**** PROVIDED TEXT
Indications for surgical management of orbital roof fractures

Management of orbital roof fractures is focused on preserving visual acuity, maintaining normal extraocular movement, and preventing the functional and cosmetic consequences of enophthalmos or exophthalmos. The presence of orbital dystopia, enophthalmos, exophthalmos, extraocular muscle entrapment, high intraocular pressure, and alterations in visual acuity have all been proposed as indications for surgical intervention.[ 8 , 11 ] A significant challenge in managing patients with orbital fractures after severe TBI is the inability to perform a complete assessment of visual function. Visual acuity and diplopia are impossible to determine, so one must rely more heavily on objective measures of extraocular movement (i.e., forced ductions), intraocular pressure, and eye position. While most orbital roof fractures are successfully managed conservatively, our report suggests that elevated ICP with radiographic evidence of mobile/migrating fragments warrants close follow-up for progression of orbital roof displacement and possible ophthalmologic sequelae.[ 14 ]

Surgical approaches for orbital roof fracture management

Most orbital roof fractures can be addressed through a transpalpebral or a bicoronal/frontal craniotomy approach.[ 13 ] Approach selection depends on the extent of the fracture, the presence of concomitant facial injuries, and patients’ overall medical conditions. For patients with isolated orbital roof fractures, a transpalpebral approach can allow for minimal disruption of surrounding tissues.[ 6 , 13 ] In patients that require intracranial access to repair adjacent anterior skull base injuries, however, a bicoronal incision with frontal craniotomy is preferred. The morbidity associated with the transpalpebral approach is generally lower, with the primary risks including scarring, infection, and temporary sensory deficits in the supraorbital region.[ 6 ] The frontal craniotomy approach is a longer operation that introduces the risks associated with intracranial surgery (meningitis, brain injury, stroke, etc.) and can result in worse cosmetic outcomes.[ 13 , 16 ]

Connon et al. developed a classification and treatment algorithm for orbital roof fractures, advocating for craniotomies in cases with “blow-in” fractures associated with intracranial trauma and functional impairments of extraocular muscles, ocular function, or nerves.[ 2 ] Kim et al. reported a series of eight patients treated with frontal craniotomies and orbital reconstruction using titanium; no postoperative neurological complications such as cranial nerve deficits, meningitis, or CSF leaks were observed.[ 5 ] In this series, of the five patients with traumatic optic neuropathy, two regained full vision, one’s vision worsened, and two lost vision completely.[ 16 ] The choice between transpalpebral and coronal approaches for orbital roof reconstruction should be based on surgical goals and risk assessment, with a multidisciplinary team approach allowing for tailored treatment plans.
********
**** INFORMATION
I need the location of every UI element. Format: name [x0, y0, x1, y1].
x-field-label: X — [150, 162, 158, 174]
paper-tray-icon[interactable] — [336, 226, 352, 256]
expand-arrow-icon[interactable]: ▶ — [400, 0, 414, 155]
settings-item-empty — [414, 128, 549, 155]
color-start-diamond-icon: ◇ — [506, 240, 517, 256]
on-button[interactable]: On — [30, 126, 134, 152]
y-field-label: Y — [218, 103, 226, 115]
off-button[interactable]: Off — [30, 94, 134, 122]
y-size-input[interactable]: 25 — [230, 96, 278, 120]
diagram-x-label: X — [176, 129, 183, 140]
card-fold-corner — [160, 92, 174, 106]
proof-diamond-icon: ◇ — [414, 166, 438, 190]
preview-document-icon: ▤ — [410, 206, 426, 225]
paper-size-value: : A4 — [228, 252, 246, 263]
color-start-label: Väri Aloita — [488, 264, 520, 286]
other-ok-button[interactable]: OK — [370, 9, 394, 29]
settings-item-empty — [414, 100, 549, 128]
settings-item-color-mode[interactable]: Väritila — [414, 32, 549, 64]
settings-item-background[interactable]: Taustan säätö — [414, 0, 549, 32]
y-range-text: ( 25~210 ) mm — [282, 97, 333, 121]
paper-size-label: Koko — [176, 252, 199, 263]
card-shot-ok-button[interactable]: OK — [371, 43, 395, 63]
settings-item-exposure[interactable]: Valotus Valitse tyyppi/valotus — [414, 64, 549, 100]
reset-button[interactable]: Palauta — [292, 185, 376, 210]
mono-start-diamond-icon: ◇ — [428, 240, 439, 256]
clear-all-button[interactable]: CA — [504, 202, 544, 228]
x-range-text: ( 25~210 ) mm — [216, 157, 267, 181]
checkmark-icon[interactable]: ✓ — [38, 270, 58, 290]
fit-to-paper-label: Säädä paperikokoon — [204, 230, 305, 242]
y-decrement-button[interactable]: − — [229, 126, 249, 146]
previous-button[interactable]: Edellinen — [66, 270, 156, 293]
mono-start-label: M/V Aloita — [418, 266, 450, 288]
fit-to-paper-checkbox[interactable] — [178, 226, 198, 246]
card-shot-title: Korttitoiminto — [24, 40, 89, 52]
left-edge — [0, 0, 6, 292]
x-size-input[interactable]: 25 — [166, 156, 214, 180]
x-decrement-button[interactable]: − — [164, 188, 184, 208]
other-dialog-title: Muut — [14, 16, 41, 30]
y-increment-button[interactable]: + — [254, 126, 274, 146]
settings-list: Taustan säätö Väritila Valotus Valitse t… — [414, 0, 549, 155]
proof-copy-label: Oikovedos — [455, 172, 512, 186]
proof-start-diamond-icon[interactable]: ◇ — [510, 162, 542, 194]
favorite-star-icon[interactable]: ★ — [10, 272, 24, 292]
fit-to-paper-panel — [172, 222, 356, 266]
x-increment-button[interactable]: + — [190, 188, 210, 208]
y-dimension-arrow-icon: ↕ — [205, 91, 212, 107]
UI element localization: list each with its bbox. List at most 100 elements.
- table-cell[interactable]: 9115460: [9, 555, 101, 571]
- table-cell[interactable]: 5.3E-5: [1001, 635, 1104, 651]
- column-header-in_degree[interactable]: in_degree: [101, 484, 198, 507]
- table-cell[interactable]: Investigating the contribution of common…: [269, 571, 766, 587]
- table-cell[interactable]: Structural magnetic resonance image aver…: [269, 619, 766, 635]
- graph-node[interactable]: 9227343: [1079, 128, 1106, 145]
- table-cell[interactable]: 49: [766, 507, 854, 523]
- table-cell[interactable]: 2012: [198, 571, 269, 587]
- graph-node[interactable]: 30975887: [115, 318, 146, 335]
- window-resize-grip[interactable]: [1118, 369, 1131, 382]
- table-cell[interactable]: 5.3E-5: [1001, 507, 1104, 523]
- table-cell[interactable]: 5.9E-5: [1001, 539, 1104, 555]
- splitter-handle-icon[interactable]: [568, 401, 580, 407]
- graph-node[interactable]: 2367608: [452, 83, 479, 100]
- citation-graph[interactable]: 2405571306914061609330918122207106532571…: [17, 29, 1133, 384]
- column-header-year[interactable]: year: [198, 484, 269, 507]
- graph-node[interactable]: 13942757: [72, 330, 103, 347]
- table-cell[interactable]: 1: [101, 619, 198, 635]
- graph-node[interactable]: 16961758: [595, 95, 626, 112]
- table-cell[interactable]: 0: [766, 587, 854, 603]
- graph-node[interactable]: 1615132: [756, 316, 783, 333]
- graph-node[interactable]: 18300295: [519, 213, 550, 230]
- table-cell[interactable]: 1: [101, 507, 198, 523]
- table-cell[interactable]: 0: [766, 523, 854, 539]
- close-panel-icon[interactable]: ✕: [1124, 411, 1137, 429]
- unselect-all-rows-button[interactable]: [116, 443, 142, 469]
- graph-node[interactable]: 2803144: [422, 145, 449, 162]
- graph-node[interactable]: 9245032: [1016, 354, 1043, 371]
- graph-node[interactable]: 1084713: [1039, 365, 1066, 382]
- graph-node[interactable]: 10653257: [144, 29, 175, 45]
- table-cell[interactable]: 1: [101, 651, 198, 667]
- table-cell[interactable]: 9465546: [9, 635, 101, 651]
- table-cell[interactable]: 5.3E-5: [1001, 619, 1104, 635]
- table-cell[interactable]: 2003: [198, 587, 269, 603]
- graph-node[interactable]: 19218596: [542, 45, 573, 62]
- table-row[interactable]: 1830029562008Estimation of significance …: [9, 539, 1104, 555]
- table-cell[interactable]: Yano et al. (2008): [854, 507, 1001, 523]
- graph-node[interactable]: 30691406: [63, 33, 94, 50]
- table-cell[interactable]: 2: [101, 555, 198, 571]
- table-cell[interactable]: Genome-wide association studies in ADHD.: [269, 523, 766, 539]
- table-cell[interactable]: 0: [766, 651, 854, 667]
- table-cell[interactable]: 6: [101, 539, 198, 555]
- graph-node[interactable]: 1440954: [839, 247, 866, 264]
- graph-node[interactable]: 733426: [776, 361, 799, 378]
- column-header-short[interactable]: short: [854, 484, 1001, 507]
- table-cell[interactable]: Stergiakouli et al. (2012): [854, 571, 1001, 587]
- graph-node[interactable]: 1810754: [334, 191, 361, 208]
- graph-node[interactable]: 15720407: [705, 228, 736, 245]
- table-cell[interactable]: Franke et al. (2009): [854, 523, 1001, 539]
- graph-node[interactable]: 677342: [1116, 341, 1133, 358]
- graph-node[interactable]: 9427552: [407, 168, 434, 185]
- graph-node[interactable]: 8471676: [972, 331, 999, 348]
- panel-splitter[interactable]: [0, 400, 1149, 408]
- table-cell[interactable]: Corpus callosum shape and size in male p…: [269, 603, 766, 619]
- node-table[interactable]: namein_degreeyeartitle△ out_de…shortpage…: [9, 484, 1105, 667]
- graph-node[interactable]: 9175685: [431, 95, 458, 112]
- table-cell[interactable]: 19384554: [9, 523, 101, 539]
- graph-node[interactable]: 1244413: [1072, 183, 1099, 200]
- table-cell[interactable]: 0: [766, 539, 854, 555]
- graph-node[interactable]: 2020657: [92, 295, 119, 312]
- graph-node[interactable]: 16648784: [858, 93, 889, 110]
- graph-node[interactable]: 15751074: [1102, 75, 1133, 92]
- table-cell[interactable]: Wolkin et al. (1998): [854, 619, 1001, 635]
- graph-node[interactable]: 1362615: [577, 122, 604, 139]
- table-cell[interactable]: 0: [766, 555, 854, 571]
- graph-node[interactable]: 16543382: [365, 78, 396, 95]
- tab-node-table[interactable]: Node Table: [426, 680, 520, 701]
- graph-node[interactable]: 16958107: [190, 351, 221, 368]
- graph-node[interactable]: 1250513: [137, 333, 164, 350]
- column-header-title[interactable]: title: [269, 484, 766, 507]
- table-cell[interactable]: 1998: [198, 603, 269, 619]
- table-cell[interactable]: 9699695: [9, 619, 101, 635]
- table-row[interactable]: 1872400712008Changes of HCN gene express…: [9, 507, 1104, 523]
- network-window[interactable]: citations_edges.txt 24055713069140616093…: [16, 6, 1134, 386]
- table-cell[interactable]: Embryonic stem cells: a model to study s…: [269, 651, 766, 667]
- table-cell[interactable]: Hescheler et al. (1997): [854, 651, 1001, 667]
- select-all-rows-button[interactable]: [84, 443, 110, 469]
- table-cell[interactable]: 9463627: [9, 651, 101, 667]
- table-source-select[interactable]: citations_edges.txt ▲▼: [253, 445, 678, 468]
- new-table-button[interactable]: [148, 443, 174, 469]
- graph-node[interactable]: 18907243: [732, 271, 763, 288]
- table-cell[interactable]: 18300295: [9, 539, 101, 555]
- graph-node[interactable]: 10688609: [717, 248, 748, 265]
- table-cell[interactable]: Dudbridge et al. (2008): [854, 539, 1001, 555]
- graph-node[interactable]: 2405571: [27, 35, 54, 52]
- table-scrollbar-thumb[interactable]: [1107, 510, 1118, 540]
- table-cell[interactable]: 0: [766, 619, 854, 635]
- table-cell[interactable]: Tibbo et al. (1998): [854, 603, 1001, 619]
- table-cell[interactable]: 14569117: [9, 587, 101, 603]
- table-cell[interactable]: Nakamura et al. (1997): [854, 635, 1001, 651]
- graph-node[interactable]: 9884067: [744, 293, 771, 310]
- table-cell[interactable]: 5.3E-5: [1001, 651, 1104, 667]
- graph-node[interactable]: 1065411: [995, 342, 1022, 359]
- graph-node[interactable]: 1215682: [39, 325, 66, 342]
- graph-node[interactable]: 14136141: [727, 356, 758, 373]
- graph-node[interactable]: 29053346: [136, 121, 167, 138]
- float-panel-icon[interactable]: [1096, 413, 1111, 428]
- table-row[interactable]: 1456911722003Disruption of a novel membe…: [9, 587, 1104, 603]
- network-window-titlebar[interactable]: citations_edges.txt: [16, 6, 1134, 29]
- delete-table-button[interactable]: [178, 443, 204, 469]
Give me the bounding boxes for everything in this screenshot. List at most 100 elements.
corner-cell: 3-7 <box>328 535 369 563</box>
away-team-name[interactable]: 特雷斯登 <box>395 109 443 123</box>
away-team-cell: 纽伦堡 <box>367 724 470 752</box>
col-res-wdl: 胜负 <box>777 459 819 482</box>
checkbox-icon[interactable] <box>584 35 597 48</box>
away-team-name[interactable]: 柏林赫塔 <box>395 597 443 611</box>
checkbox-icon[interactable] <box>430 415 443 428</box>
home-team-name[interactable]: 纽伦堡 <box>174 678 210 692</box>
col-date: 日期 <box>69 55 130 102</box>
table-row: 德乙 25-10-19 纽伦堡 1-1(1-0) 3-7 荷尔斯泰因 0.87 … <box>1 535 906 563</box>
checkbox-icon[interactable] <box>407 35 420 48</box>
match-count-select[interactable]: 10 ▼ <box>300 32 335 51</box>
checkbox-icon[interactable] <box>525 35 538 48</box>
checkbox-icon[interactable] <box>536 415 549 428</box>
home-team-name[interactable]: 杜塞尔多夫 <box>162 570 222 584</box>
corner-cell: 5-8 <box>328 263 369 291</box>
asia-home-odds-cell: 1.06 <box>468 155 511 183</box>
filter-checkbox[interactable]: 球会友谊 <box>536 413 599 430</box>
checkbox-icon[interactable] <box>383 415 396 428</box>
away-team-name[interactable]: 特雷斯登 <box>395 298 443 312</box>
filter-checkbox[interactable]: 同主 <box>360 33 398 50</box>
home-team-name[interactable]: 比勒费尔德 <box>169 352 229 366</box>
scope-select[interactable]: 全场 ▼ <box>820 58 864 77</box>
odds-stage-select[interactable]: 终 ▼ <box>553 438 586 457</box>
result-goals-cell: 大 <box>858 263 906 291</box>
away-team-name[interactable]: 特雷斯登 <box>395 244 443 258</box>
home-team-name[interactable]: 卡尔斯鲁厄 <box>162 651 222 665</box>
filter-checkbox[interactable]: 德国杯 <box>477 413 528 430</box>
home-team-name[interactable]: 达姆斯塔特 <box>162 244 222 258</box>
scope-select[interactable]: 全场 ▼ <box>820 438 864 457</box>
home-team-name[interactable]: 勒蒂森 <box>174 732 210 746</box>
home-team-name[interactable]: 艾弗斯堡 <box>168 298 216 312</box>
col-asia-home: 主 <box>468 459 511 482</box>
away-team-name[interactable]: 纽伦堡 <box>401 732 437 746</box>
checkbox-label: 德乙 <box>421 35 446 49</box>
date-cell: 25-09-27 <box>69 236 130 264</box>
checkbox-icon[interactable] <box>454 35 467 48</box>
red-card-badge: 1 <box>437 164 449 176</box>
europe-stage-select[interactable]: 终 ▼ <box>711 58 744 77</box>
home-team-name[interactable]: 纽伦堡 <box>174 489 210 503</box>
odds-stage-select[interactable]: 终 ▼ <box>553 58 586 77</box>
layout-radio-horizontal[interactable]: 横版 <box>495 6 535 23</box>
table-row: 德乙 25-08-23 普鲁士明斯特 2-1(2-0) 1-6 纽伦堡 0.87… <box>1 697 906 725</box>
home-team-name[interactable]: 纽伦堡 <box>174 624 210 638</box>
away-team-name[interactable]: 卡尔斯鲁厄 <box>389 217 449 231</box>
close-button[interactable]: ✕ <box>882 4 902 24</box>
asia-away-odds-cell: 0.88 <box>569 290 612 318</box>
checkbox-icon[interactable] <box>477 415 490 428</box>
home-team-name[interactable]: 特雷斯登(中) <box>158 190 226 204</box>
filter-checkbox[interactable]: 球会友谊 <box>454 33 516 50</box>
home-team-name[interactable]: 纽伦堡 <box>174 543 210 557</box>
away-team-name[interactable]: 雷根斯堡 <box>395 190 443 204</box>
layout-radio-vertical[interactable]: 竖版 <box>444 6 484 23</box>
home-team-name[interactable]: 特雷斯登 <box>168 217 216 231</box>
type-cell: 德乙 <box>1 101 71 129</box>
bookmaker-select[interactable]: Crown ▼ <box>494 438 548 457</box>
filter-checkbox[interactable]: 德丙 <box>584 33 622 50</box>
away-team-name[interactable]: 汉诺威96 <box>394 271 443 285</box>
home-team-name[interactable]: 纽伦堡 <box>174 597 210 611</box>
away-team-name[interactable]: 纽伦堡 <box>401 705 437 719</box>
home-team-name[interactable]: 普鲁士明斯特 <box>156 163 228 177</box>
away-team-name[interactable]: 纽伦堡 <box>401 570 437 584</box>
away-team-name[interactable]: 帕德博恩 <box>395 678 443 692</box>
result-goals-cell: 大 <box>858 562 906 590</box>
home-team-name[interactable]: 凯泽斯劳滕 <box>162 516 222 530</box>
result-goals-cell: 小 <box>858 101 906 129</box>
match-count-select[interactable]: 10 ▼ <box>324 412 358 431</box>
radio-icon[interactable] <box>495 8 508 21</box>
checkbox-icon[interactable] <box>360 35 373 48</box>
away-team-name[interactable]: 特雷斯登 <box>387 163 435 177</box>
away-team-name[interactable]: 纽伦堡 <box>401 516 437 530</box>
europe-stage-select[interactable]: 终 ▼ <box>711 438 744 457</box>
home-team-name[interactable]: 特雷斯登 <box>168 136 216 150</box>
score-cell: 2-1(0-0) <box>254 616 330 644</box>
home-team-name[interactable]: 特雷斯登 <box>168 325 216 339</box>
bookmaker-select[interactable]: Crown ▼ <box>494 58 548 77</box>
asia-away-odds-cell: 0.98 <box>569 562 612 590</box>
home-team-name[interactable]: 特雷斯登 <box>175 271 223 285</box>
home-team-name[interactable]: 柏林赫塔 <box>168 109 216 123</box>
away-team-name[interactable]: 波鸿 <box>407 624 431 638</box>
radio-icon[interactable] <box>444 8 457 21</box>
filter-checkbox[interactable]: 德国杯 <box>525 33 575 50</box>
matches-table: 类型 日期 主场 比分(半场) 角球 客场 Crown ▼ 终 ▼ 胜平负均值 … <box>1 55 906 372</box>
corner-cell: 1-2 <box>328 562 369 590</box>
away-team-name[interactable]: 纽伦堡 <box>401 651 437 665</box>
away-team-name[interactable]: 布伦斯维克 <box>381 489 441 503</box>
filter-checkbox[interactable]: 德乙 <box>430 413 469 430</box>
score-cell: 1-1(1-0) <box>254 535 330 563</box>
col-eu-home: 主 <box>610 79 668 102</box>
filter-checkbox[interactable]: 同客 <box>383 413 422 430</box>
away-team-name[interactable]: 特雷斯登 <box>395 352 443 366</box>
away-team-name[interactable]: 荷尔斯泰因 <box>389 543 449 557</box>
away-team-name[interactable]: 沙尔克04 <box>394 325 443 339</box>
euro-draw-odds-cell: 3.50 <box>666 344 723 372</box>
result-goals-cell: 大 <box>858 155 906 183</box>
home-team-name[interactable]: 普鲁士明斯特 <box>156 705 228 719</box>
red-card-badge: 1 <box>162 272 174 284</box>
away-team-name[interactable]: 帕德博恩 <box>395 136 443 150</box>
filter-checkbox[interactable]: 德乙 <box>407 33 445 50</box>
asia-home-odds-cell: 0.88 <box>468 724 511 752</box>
********
*APPLY WHAT YOU READ*
1. Update the orbital roof fracture text from the words "Connon et al." through "tailored treatment plans.", replacing "titanium" with "porous polyethylene".
2. Answer these questions using the orbital roof fracture text.
(a) Through which two approaches can most orbital roof fractures be addressed?
(b) What are the primary risks of the transpalpebral approach?
(c) How many patients were in the series Kim et al. reported?
The rows were taken from a different source than the text.

*TASK-BY-TASK SOLUTIONS*
1.
Connon et al. developed a classification and treatment algorithm for orbital roof fractures, advocating for craniotomies in cases with “blow-in” fractures associated with intracranial trauma and functional impairments of extraocular muscles, ocular function, or nerves.[ 2 ] Kim et al. reported a series of eight patients treated with frontal craniotomies and orbital reconstruction using porous polyethylene; no postoperative neurological complications such as cranial nerve deficits, meningitis, or CSF leaks were observed.[ 5 ] In this series, of the five patients with traumatic optic neuropathy, two regained full vision, one’s vision worsened, and two lost vision completely.[ 16 ] The choice between transpalpebral and coronal approaches for orbital roof reconstruction should be based on surgical goals and risk assessment, with a multidisciplinary team approach allowing for tailored treatment plans.

2.
(a) A transpalpebral approach or a bicoronal/frontal craniotomy approach.
(b) Scarring, infection, and temporary sensory deficits in the supraorbital region.
(c) Eight patients.